WHAT YOU HAVE TO DO:
Every line below that mentions the word "send" should be copied out.

DATASET EXTRACT:
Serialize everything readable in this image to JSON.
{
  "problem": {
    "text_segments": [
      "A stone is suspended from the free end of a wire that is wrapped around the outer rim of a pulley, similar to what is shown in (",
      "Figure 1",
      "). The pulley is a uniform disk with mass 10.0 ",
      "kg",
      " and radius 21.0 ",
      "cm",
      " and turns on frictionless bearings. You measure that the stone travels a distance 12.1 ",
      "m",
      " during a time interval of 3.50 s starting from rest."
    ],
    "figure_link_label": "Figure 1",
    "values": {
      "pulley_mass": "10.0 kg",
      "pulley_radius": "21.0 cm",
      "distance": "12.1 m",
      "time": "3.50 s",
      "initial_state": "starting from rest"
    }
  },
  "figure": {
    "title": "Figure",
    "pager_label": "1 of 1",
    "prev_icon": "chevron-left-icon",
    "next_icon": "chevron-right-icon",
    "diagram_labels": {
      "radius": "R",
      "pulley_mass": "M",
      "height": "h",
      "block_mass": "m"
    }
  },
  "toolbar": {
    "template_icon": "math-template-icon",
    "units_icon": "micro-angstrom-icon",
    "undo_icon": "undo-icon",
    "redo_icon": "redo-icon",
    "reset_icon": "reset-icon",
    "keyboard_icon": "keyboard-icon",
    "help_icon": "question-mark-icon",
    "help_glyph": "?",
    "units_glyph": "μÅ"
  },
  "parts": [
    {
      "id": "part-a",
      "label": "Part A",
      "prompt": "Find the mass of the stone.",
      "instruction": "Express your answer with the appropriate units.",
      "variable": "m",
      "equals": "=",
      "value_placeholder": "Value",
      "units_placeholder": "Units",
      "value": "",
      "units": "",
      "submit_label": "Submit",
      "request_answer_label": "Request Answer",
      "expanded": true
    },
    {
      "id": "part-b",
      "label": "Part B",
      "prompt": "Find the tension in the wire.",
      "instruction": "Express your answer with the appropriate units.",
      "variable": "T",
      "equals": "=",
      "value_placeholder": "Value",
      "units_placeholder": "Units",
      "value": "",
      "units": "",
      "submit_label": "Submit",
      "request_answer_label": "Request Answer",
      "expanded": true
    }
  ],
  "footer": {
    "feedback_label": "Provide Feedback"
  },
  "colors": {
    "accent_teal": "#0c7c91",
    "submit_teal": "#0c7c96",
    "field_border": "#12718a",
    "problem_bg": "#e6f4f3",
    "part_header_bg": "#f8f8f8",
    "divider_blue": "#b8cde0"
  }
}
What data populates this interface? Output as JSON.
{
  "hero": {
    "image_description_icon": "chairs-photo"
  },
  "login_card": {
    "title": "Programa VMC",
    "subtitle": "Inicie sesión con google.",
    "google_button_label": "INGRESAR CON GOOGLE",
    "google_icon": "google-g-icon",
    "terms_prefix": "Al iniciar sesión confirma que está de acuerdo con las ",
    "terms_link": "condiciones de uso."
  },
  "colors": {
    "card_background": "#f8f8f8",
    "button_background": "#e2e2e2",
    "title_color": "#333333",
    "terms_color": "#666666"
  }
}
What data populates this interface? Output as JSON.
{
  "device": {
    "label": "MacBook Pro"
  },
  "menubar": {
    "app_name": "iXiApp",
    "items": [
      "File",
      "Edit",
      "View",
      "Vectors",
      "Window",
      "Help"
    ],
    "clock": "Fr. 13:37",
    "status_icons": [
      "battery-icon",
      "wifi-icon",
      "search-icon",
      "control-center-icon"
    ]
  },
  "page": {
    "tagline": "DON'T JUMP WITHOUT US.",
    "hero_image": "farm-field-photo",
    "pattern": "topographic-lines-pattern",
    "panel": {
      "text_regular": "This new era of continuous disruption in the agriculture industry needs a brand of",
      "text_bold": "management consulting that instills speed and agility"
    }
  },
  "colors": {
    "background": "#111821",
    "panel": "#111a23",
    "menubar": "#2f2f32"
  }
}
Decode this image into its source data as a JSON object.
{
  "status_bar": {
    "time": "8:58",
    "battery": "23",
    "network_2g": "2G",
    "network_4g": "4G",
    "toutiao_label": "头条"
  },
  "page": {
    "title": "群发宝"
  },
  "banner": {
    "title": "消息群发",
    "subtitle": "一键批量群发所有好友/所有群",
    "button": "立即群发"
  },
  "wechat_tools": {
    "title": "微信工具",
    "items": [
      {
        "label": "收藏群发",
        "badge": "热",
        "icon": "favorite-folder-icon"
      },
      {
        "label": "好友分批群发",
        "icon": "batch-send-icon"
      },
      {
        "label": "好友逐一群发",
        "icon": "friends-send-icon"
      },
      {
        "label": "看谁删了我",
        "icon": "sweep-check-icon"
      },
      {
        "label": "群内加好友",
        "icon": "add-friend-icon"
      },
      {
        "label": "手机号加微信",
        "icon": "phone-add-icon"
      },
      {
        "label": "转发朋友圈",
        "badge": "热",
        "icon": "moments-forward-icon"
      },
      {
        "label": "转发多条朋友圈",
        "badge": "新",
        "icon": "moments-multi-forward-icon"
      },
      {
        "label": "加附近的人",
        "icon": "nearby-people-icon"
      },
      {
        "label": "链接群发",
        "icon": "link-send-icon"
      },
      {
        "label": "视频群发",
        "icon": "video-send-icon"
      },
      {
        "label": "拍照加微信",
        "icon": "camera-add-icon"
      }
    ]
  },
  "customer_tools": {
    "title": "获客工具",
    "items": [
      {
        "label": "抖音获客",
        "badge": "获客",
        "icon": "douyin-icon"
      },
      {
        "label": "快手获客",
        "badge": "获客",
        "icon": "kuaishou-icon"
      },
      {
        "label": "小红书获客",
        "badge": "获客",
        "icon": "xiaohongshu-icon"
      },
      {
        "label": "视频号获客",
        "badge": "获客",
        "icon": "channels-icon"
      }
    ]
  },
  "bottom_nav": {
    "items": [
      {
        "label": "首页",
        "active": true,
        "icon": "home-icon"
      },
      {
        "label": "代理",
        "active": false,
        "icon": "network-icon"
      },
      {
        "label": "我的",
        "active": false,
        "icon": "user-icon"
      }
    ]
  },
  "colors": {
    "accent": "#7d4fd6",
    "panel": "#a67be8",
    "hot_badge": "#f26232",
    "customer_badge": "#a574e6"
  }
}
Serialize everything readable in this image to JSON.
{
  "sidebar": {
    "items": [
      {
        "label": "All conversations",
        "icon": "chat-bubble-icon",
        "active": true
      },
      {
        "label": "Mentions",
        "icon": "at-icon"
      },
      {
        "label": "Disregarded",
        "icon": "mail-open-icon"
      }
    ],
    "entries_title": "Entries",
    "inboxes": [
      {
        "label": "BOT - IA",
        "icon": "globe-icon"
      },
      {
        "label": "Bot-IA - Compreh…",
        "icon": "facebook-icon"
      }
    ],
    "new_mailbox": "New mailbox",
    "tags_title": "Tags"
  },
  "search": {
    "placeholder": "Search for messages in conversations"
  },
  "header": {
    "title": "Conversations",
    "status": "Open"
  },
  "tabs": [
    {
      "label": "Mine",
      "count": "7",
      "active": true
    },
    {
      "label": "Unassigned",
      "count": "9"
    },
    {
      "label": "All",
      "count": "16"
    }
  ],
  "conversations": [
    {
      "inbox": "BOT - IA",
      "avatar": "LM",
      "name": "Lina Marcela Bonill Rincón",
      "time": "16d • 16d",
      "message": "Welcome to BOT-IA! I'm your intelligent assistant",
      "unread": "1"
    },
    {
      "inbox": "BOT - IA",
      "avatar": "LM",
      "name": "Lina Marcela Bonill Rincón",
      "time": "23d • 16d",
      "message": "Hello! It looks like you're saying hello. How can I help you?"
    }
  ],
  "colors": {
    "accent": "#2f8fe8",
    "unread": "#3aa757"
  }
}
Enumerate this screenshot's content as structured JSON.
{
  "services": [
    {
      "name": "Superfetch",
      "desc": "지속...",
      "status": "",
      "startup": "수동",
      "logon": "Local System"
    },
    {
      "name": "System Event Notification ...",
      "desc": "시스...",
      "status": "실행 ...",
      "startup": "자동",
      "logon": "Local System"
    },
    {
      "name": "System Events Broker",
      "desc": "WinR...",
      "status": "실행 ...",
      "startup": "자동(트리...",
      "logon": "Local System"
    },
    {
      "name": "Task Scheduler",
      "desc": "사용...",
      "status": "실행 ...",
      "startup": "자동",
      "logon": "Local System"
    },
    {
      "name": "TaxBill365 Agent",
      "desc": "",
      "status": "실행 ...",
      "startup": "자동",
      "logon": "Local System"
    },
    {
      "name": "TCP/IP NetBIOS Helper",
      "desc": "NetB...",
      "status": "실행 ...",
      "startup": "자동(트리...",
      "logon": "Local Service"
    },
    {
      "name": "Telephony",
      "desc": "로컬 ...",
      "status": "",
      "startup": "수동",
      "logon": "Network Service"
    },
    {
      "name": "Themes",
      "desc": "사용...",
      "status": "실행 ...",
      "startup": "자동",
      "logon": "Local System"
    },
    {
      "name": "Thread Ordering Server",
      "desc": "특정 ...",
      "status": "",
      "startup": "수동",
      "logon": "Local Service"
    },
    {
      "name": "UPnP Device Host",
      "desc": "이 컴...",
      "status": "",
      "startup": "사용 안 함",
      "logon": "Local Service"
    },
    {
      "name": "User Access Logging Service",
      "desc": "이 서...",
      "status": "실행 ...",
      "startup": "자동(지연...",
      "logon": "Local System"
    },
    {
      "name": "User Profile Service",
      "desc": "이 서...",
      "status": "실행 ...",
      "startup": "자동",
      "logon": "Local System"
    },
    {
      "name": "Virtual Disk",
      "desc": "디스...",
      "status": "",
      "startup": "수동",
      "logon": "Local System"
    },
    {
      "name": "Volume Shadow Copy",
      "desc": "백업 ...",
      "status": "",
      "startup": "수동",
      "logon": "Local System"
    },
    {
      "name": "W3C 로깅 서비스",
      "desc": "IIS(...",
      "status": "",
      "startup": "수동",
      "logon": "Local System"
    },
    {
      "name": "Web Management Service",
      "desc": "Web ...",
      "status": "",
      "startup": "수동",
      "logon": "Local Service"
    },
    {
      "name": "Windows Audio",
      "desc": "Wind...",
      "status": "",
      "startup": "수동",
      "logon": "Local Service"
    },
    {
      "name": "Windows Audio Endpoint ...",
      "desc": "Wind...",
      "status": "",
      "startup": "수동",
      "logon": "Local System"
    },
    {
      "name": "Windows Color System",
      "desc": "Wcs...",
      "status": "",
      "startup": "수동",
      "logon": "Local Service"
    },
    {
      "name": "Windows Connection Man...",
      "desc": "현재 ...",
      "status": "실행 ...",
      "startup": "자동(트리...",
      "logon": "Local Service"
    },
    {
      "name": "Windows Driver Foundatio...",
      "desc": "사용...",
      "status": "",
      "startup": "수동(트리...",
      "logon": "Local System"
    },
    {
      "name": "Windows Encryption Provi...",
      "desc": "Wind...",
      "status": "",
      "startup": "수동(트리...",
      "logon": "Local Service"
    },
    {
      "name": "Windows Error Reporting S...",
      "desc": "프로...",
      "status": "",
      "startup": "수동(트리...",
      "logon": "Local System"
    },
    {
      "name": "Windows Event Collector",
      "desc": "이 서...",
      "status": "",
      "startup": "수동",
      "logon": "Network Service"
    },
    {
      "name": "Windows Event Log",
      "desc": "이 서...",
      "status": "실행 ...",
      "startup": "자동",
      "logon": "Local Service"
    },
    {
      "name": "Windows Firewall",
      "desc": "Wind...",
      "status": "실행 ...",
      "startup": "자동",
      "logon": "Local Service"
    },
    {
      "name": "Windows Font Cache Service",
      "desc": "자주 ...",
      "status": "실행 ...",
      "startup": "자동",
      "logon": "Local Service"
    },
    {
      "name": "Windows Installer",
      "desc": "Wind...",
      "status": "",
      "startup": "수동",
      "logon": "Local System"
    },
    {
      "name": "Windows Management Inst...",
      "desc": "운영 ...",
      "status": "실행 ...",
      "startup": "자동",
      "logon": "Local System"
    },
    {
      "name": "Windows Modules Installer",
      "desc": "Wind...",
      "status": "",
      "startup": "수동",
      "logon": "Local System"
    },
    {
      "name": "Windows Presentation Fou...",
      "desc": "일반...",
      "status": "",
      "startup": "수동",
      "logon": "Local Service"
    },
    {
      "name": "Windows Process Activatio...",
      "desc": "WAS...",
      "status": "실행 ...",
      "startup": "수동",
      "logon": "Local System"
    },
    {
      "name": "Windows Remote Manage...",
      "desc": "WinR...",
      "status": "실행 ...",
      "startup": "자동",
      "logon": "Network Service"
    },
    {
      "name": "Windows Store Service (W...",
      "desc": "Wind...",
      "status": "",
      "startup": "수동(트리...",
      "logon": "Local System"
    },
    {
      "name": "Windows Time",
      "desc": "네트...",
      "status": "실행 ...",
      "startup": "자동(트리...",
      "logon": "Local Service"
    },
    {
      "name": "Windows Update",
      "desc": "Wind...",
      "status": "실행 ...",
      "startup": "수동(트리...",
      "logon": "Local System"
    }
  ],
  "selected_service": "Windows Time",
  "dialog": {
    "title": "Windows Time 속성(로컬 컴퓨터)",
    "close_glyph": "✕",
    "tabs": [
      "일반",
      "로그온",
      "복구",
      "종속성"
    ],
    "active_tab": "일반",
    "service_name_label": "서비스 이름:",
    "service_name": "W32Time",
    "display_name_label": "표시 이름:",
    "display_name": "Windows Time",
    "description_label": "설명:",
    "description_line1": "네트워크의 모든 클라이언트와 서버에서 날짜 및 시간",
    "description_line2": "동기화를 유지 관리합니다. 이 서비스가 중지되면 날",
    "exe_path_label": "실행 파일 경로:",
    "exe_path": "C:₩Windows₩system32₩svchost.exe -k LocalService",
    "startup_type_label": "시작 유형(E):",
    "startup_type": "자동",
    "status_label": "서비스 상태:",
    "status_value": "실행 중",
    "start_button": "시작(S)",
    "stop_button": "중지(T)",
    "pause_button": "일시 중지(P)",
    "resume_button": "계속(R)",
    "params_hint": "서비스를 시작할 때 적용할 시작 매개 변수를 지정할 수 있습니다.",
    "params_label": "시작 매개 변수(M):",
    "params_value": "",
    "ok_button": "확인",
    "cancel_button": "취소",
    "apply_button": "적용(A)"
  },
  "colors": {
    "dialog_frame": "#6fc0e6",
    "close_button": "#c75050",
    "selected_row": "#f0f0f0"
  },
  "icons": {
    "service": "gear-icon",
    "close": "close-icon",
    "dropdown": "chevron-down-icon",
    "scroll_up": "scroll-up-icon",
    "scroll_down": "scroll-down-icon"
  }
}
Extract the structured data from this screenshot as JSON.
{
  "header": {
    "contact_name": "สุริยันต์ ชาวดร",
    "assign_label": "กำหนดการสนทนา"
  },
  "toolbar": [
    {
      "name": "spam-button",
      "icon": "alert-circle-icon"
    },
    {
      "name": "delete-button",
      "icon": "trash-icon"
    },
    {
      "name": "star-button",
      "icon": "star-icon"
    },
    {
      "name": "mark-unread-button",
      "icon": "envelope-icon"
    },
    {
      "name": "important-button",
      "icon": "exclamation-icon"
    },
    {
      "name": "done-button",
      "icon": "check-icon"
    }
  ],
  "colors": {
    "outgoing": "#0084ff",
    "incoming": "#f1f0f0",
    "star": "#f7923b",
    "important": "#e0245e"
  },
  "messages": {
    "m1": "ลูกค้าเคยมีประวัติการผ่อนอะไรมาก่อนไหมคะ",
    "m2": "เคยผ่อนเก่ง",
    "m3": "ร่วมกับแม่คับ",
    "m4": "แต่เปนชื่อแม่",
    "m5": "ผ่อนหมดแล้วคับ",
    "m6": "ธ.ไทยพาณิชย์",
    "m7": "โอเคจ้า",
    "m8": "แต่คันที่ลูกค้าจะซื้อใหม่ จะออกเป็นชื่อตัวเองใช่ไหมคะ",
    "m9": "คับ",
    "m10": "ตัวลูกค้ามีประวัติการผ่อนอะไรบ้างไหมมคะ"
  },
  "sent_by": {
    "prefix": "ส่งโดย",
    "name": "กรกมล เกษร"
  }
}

EXERCISE OUTPUT:
        "icon": "batch-send-icon"
        "icon": "friends-send-icon"
        "icon": "link-send-icon"
        "icon": "video-send-icon"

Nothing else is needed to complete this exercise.